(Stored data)
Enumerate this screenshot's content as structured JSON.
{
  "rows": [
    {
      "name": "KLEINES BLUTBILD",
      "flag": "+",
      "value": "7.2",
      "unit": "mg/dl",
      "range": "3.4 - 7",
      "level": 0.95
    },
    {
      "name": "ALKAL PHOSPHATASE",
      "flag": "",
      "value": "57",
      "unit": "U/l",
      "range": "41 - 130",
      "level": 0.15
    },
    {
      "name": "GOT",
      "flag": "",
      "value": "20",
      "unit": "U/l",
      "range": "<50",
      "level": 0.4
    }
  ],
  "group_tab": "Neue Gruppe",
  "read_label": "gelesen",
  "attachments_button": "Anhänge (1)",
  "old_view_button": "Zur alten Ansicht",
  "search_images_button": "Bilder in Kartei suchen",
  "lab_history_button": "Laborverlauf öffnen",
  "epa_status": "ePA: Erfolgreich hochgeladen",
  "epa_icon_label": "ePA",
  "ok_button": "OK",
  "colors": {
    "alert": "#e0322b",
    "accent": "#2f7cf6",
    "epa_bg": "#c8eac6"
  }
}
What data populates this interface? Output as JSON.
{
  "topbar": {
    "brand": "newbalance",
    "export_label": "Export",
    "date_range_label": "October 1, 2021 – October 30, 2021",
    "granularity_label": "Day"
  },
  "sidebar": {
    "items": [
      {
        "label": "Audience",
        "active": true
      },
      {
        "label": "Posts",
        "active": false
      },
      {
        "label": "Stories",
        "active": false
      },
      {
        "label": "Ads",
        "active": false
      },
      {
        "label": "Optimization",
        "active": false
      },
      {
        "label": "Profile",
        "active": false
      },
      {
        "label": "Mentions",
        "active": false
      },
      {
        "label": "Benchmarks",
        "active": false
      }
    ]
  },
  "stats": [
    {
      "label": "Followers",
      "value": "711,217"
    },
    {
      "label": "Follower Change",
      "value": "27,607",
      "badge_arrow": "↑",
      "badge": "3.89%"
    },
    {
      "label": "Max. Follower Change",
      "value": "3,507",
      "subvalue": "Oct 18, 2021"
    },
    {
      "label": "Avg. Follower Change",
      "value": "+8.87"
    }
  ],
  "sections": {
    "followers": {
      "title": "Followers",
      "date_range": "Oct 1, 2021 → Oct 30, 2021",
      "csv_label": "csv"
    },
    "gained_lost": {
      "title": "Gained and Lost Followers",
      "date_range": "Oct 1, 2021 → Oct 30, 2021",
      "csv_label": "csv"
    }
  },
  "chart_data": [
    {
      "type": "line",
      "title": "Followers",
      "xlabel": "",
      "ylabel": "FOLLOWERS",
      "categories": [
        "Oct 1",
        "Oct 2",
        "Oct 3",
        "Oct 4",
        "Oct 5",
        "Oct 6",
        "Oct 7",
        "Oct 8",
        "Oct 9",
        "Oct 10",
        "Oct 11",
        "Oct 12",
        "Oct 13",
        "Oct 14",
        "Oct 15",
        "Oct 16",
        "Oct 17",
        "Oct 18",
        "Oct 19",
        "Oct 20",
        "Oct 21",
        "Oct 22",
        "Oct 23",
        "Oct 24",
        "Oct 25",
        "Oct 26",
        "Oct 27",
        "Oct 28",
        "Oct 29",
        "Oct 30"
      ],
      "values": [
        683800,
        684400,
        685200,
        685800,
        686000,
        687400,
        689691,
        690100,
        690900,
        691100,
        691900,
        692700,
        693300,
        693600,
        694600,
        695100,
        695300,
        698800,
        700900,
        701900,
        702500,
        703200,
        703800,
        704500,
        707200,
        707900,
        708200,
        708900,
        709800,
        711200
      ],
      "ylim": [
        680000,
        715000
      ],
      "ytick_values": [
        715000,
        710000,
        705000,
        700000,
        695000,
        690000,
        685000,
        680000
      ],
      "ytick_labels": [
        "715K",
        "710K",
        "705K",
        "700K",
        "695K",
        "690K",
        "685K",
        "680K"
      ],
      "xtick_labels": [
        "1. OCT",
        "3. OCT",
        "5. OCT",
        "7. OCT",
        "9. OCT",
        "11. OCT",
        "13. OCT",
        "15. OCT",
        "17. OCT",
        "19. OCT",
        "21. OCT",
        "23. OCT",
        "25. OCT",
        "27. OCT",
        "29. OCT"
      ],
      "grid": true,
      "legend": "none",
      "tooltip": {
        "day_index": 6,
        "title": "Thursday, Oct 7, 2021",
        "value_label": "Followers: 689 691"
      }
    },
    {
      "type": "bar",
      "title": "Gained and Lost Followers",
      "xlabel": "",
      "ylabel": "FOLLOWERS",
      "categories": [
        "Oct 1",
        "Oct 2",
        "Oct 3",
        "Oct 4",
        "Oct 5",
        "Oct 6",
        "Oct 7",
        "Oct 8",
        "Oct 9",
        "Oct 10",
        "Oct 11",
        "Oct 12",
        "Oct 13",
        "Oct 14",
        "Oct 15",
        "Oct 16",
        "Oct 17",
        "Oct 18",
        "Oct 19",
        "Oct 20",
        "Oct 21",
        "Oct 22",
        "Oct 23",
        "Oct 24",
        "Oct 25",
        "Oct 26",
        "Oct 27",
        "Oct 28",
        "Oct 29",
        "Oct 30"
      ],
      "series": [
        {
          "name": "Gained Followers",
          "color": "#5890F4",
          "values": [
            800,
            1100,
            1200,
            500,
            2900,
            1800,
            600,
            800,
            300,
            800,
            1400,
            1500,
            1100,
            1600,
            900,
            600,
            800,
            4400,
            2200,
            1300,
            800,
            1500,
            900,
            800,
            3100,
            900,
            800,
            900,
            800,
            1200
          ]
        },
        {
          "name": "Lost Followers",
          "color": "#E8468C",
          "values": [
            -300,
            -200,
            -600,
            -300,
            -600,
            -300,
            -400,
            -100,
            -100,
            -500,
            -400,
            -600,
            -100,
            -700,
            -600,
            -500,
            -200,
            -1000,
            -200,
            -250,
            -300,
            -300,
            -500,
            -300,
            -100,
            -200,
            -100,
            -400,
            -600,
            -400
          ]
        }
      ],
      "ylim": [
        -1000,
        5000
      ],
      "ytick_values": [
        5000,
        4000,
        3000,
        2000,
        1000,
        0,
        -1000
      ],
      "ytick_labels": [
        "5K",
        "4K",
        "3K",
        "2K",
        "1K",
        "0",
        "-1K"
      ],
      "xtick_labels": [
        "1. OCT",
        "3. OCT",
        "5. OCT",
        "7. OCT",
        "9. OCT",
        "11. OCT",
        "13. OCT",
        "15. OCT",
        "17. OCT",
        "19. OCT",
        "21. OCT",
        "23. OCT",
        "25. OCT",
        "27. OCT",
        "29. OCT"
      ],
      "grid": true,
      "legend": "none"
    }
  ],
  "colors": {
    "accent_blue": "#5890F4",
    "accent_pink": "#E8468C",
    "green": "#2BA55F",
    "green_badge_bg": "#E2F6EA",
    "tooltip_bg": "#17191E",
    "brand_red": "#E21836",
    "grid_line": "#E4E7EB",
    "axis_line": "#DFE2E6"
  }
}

# The task
Every line of the material must be returned exactly as it appears.

# The answer
Enumerate this screenshot's content as structured JSON.
{
  "rows": [
    {
      "name": "KLEINES BLUTBILD",
      "flag": "+",
      "value": "7.2",
      "unit": "mg/dl",
      "range": "3.4 - 7",
      "level": 0.95
    },
    {
      "name": "ALKAL PHOSPHATASE",
      "flag": "",
      "value": "57",
      "unit": "U/l",
      "range": "41 - 130",
      "level": 0.15
    },
    {
      "name": "GOT",
      "flag": "",
      "value": "20",
      "unit": "U/l",
      "range": "<50",
      "level": 0.4
    }
  ],
  "group_tab": "Neue Gruppe",
  "read_label": "gelesen",
  "attachments_button": "Anhänge (1)",
  "old_view_button": "Zur alten Ansicht",
  "search_images_button": "Bilder in Kartei suchen",
  "lab_history_button": "Laborverlauf öffnen",
  "epa_status": "ePA: Erfolgreich hochgeladen",
  "epa_icon_label": "ePA",
  "ok_button": "OK",
  "colors": {
    "alert": "#e0322b",
    "accent": "#2f7cf6",
    "epa_bg": "#c8eac6"
  }
}
What data populates this interface? Output as JSON.
{
  "topbar": {
    "brand": "newbalance",
    "export_label": "Export",
    "date_range_label": "October 1, 2021 – October 30, 2021",
    "granularity_label": "Day"
  },
  "sidebar": {
    "items": [
      {
        "label": "Audience",
        "active": true
      },
      {
        "label": "Posts",
        "active": false
      },
      {
        "label": "Stories",
        "active": false
      },
      {
        "label": "Ads",
        "active": false
      },
      {
        "label": "Optimization",
        "active": false
      },
      {
        "label": "Profile",
        "active": false
      },
      {
        "label": "Mentions",
        "active": false
      },
      {
        "label": "Benchmarks",
        "active": false
      }
    ]
  },
  "stats": [
    {
      "label": "Followers",
      "value": "711,217"
    },
    {
      "label": "Follower Change",
      "value": "27,607",
      "badge_arrow": "↑",
      "badge": "3.89%"
    },
    {
      "label": "Max. Follower Change",
      "value": "3,507",
      "subvalue": "Oct 18, 2021"
    },
    {
      "label": "Avg. Follower Change",
      "value": "+8.87"
    }
  ],
  "sections": {
    "followers": {
      "title": "Followers",
      "date_range": "Oct 1, 2021 → Oct 30, 2021",
      "csv_label": "csv"
    },
    "gained_lost": {
      "title": "Gained and Lost Followers",
      "date_range": "Oct 1, 2021 → Oct 30, 2021",
      "csv_label": "csv"
    }
  },
  "chart_data": [
    {
      "type": "line",
      "title": "Followers",
      "xlabel": "",
      "ylabel": "FOLLOWERS",
      "categories": [
        "Oct 1",
        "Oct 2",
        "Oct 3",
        "Oct 4",
        "Oct 5",
        "Oct 6",
        "Oct 7",
        "Oct 8",
        "Oct 9",
        "Oct 10",
        "Oct 11",
        "Oct 12",
        "Oct 13",
        "Oct 14",
        "Oct 15",
        "Oct 16",
        "Oct 17",
        "Oct 18",
        "Oct 19",
        "Oct 20",
        "Oct 21",
        "Oct 22",
        "Oct 23",
        "Oct 24",
        "Oct 25",
        "Oct 26",
        "Oct 27",
        "Oct 28",
        "Oct 29",
        "Oct 30"
      ],
      "values": [
        683800,
        684400,
        685200,
        685800,
        686000,
        687400,
        689691,
        690100,
        690900,
        691100,
        691900,
        692700,
        693300,
        693600,
        694600,
        695100,
        695300,
        698800,
        700900,
        701900,
        702500,
        703200,
        703800,
        704500,
        707200,
        707900,
        708200,
        708900,
        709800,
        711200
      ],
      "ylim": [
        680000,
        715000
      ],
      "ytick_values": [
        715000,
        710000,
        705000,
        700000,
        695000,
        690000,
        685000,
        680000
      ],
      "ytick_labels": [
        "715K",
        "710K",
        "705K",
        "700K",
        "695K",
        "690K",
        "685K",
        "680K"
      ],
      "xtick_labels": [
        "1. OCT",
        "3. OCT",
        "5. OCT",
        "7. OCT",
        "9. OCT",
        "11. OCT",
        "13. OCT",
        "15. OCT",
        "17. OCT",
        "19. OCT",
        "21. OCT",
        "23. OCT",
        "25. OCT",
        "27. OCT",
        "29. OCT"
      ],
      "grid": true,
      "legend": "none",
      "tooltip": {
        "day_index": 6,
        "title": "Thursday, Oct 7, 2021",
        "value_label": "Followers: 689 691"
      }
    },
    {
      "type": "bar",
      "title": "Gained and Lost Followers",
      "xlabel": "",
      "ylabel": "FOLLOWERS",
      "categories": [
        "Oct 1",
        "Oct 2",
        "Oct 3",
        "Oct 4",
        "Oct 5",
        "Oct 6",
        "Oct 7",
        "Oct 8",
        "Oct 9",
        "Oct 10",
        "Oct 11",
        "Oct 12",
        "Oct 13",
        "Oct 14",
        "Oct 15",
        "Oct 16",
        "Oct 17",
        "Oct 18",
        "Oct 19",
        "Oct 20",
        "Oct 21",
        "Oct 22",
        "Oct 23",
        "Oct 24",
        "Oct 25",
        "Oct 26",
        "Oct 27",
        "Oct 28",
        "Oct 29",
        "Oct 30"
      ],
      "series": [
        {
          "name": "Gained Followers",
          "color": "#5890F4",
          "values": [
            800,
            1100,
            1200,
            500,
            2900,
            1800,
            600,
            800,
            300,
            800,
            1400,
            1500,
            1100,
            1600,
            900,
            600,
            800,
            4400,
            2200,
            1300,
            800,
            1500,
            900,
            800,
            3100,
            900,
            800,
            900,
            800,
            1200
          ]
        },
        {
          "name": "Lost Followers",
          "color": "#E8468C",
          "values": [
            -300,
            -200,
            -600,
            -300,
            -600,
            -300,
            -400,
            -100,
            -100,
            -500,
            -400,
            -600,
            -100,
            -700,
            -600,
            -500,
            -200,
            -1000,
            -200,
            -250,
            -300,
            -300,
            -500,
            -300,
            -100,
            -200,
            -100,
            -400,
            -600,
            -400
          ]
        }
      ],
      "ylim": [
        -1000,
        5000
      ],
      "ytick_values": [
        5000,
        4000,
        3000,
        2000,
        1000,
        0,
        -1000
      ],
      "ytick_labels": [
        "5K",
        "4K",
        "3K",
        "2K",
        "1K",
        "0",
        "-1K"
      ],
      "xtick_labels": [
        "1. OCT",
        "3. OCT",
        "5. OCT",
        "7. OCT",
        "9. OCT",
        "11. OCT",
        "13. OCT",
        "15. OCT",
        "17. OCT",
        "19. OCT",
        "21. OCT",
        "23. OCT",
        "25. OCT",
        "27. OCT",
        "29. OCT"
      ],
      "grid": true,
      "legend": "none"
    }
  ],
  "colors": {
    "accent_blue": "#5890F4",
    "accent_pink": "#E8468C",
    "green": "#2BA55F",
    "green_badge_bg": "#E2F6EA",
    "tooltip_bg": "#17191E",
    "brand_red": "#E21836",
    "grid_line": "#E4E7EB",
    "axis_line": "#DFE2E6"
  }
}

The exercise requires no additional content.